__Direction__.
Gather all lines containing the string "this" and copy them out.

>> Start Record excerpts

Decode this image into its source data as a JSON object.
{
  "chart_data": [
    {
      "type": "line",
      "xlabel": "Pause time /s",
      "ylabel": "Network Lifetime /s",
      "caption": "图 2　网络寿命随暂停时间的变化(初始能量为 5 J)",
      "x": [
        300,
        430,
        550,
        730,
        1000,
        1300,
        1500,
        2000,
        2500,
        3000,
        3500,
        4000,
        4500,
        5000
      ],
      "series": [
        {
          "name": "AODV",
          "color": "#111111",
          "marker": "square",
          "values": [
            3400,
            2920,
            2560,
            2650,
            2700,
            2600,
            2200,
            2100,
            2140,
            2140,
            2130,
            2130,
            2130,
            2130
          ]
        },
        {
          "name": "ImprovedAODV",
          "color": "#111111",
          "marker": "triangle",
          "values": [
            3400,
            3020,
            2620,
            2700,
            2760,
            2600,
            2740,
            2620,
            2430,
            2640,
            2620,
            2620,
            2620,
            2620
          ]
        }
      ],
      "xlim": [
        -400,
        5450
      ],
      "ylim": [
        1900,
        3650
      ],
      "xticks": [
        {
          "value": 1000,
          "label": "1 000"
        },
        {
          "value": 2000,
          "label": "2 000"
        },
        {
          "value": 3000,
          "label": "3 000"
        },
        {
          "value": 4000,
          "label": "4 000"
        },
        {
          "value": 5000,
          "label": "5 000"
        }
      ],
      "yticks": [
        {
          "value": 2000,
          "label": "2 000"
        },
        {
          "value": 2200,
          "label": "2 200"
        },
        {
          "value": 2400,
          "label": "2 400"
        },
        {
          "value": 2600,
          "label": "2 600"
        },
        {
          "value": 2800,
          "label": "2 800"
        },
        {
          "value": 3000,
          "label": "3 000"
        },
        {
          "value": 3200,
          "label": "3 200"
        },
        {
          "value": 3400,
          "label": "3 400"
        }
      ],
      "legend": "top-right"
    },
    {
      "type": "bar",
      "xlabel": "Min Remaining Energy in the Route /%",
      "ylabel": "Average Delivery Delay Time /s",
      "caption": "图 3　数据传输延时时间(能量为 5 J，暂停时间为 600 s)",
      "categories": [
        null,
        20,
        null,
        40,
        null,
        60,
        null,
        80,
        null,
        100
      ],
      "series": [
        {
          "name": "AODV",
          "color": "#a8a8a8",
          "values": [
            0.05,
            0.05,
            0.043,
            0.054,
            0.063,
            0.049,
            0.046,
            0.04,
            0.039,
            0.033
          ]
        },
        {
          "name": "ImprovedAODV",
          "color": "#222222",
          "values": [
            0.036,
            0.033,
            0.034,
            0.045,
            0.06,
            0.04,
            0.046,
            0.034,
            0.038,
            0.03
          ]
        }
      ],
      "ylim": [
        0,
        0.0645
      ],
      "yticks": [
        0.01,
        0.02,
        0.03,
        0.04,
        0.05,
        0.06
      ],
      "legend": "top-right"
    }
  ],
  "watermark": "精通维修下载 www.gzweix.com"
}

>> End Record excerpts
>> Start Record excerpts

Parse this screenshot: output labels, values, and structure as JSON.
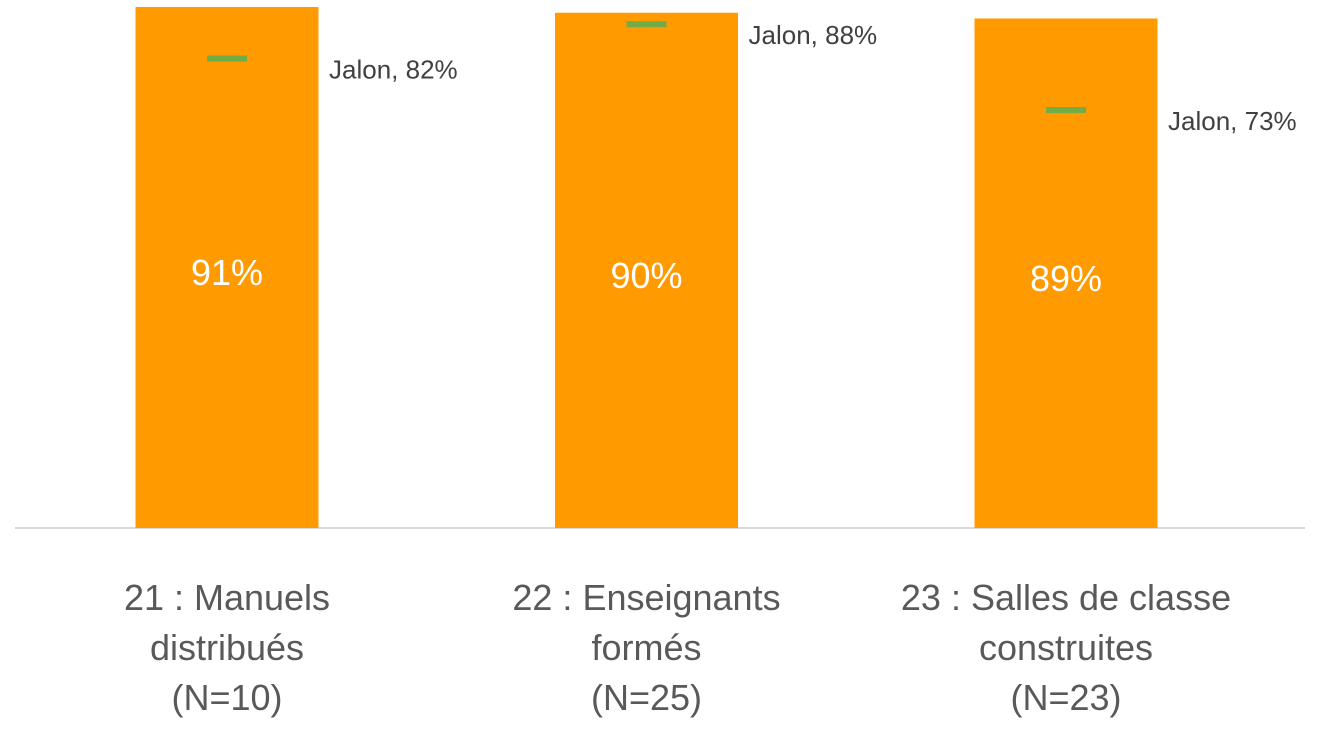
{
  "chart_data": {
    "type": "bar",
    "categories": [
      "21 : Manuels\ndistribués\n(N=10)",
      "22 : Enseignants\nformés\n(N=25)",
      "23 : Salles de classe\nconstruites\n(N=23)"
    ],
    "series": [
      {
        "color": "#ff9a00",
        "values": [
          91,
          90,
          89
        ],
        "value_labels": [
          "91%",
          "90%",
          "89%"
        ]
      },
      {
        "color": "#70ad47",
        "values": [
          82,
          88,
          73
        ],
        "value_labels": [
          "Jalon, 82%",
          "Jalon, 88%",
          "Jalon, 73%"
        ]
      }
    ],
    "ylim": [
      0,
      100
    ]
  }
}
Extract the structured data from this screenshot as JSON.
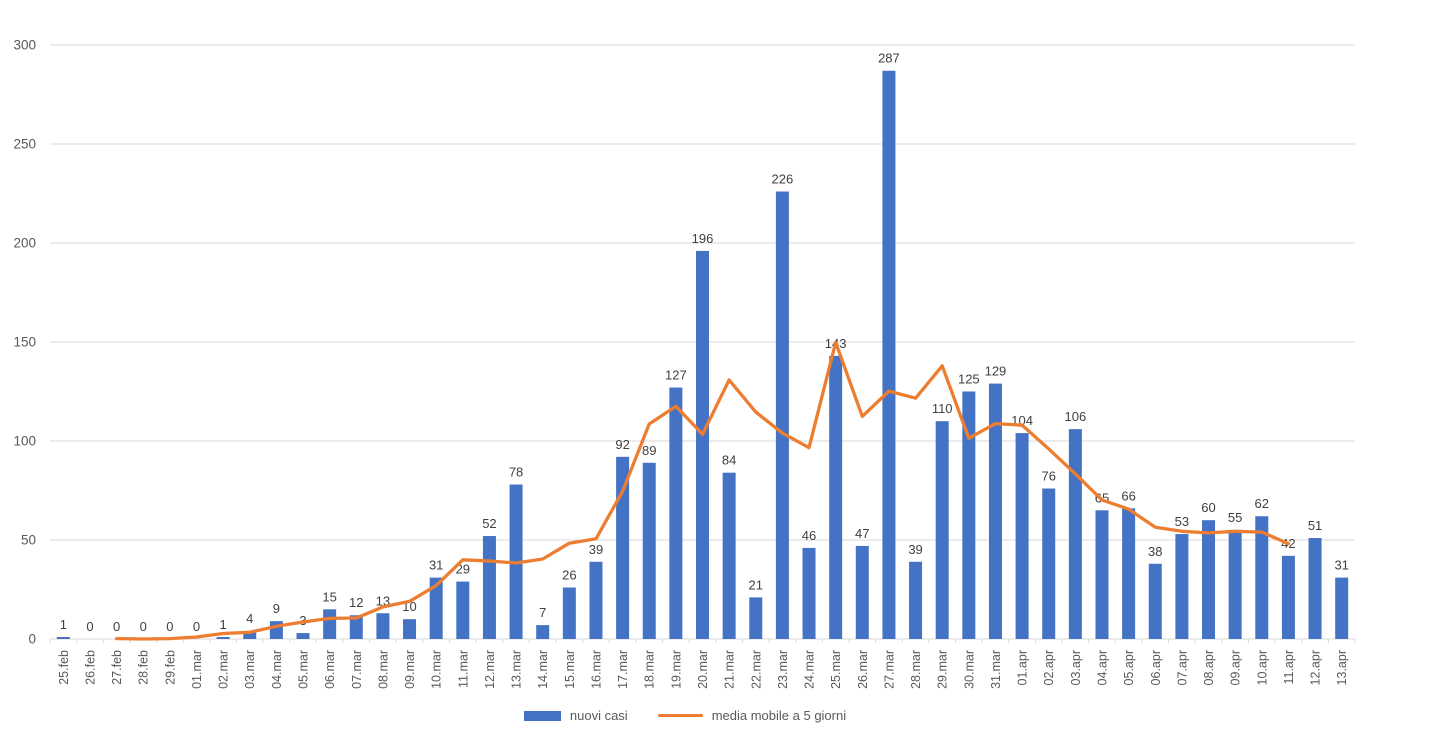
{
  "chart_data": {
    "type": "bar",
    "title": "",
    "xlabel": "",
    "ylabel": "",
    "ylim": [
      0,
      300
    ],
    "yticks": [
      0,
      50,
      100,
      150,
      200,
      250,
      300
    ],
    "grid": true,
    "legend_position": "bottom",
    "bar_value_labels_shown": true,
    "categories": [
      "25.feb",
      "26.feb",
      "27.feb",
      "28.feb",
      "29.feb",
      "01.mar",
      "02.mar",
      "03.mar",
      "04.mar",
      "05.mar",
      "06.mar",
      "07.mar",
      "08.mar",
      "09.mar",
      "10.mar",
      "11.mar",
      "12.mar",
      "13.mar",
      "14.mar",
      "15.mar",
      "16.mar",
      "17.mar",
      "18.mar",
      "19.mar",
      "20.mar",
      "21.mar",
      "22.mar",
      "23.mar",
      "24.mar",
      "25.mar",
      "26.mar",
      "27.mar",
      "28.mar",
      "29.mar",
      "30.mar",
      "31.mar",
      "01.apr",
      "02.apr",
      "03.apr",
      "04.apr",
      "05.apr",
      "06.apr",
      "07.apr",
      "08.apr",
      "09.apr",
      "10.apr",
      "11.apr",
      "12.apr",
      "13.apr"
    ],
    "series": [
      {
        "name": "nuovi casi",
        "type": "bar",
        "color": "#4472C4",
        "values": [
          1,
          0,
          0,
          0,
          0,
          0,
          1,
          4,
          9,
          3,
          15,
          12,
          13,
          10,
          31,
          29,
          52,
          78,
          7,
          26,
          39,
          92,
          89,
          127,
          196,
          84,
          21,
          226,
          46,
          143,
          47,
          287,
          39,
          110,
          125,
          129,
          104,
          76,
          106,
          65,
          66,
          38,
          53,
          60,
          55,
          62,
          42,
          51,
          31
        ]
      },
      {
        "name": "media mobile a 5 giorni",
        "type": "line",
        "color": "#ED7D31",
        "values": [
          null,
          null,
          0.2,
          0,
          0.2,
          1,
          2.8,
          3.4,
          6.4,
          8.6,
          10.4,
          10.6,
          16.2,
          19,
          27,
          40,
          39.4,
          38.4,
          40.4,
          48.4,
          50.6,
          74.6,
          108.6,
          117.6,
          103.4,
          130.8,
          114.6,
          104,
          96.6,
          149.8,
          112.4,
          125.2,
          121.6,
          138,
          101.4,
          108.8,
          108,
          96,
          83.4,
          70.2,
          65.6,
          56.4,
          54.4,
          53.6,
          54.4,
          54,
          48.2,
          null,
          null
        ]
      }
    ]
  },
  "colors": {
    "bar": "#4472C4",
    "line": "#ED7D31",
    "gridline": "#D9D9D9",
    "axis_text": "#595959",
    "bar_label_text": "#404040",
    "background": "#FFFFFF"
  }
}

>> End Record excerpts

__Full response__.
Decode this image into its source data as a JSON object.
Parse this screenshot: output labels, values, and structure as JSON.
Extract the structured data from this screenshot as JSON.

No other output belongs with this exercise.